## [Aim of the task]
Please transcribe the listing below in full and word for word, without its pictures.

## [Stored data]
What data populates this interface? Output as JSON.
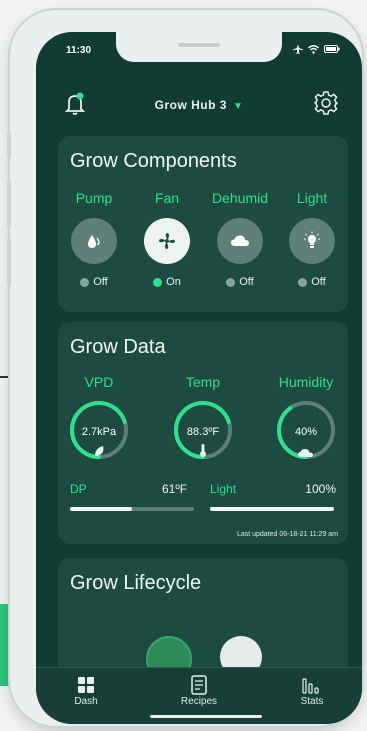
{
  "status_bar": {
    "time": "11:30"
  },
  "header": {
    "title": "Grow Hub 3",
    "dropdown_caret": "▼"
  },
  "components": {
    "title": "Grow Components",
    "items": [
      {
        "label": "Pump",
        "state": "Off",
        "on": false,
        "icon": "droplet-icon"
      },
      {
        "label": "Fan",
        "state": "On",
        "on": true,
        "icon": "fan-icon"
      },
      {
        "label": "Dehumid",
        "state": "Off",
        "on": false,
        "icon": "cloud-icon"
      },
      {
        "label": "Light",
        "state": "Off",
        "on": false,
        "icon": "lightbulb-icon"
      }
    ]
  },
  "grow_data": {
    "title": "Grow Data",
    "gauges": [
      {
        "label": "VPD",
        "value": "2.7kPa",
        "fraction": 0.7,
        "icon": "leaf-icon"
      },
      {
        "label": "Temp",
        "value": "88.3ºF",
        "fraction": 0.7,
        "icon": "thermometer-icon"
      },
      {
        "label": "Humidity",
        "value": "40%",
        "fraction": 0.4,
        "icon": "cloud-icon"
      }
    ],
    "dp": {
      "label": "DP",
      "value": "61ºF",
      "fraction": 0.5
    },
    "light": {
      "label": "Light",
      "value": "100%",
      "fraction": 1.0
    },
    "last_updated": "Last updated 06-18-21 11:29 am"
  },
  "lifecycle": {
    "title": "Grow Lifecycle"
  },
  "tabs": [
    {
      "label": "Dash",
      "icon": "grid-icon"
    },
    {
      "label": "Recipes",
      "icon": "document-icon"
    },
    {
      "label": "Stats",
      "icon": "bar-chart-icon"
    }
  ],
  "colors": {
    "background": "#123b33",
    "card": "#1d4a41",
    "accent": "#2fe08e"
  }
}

## [Exercise output]
What data populates this interface? Output as JSON.
{
  "status_bar": {
    "time": "11:30"
  },
  "header": {
    "title": "Grow Hub 3",
    "dropdown_caret": "▼"
  },
  "components": {
    "title": "Grow Components",
    "items": [
      {
        "label": "Pump",
        "state": "Off",
        "on": false,
        "icon": "droplet-icon"
      },
      {
        "label": "Fan",
        "state": "On",
        "on": true,
        "icon": "fan-icon"
      },
      {
        "label": "Dehumid",
        "state": "Off",
        "on": false,
        "icon": "cloud-icon"
      },
      {
        "label": "Light",
        "state": "Off",
        "on": false,
        "icon": "lightbulb-icon"
      }
    ]
  },
  "grow_data": {
    "title": "Grow Data",
    "gauges": [
      {
        "label": "VPD",
        "value": "2.7kPa",
        "fraction": 0.7,
        "icon": "leaf-icon"
      },
      {
        "label": "Temp",
        "value": "88.3ºF",
        "fraction": 0.7,
        "icon": "thermometer-icon"
      },
      {
        "label": "Humidity",
        "value": "40%",
        "fraction": 0.4,
        "icon": "cloud-icon"
      }
    ],
    "dp": {
      "label": "DP",
      "value": "61ºF",
      "fraction": 0.5
    },
    "light": {
      "label": "Light",
      "value": "100%",
      "fraction": 1.0
    },
    "last_updated": "Last updated 06-18-21 11:29 am"
  },
  "lifecycle": {
    "title": "Grow Lifecycle"
  },
  "tabs": [
    {
      "label": "Dash",
      "icon": "grid-icon"
    },
    {
      "label": "Recipes",
      "icon": "document-icon"
    },
    {
      "label": "Stats",
      "icon": "bar-chart-icon"
    }
  ],
  "colors": {
    "background": "#123b33",
    "card": "#1d4a41",
    "accent": "#2fe08e"
  }
}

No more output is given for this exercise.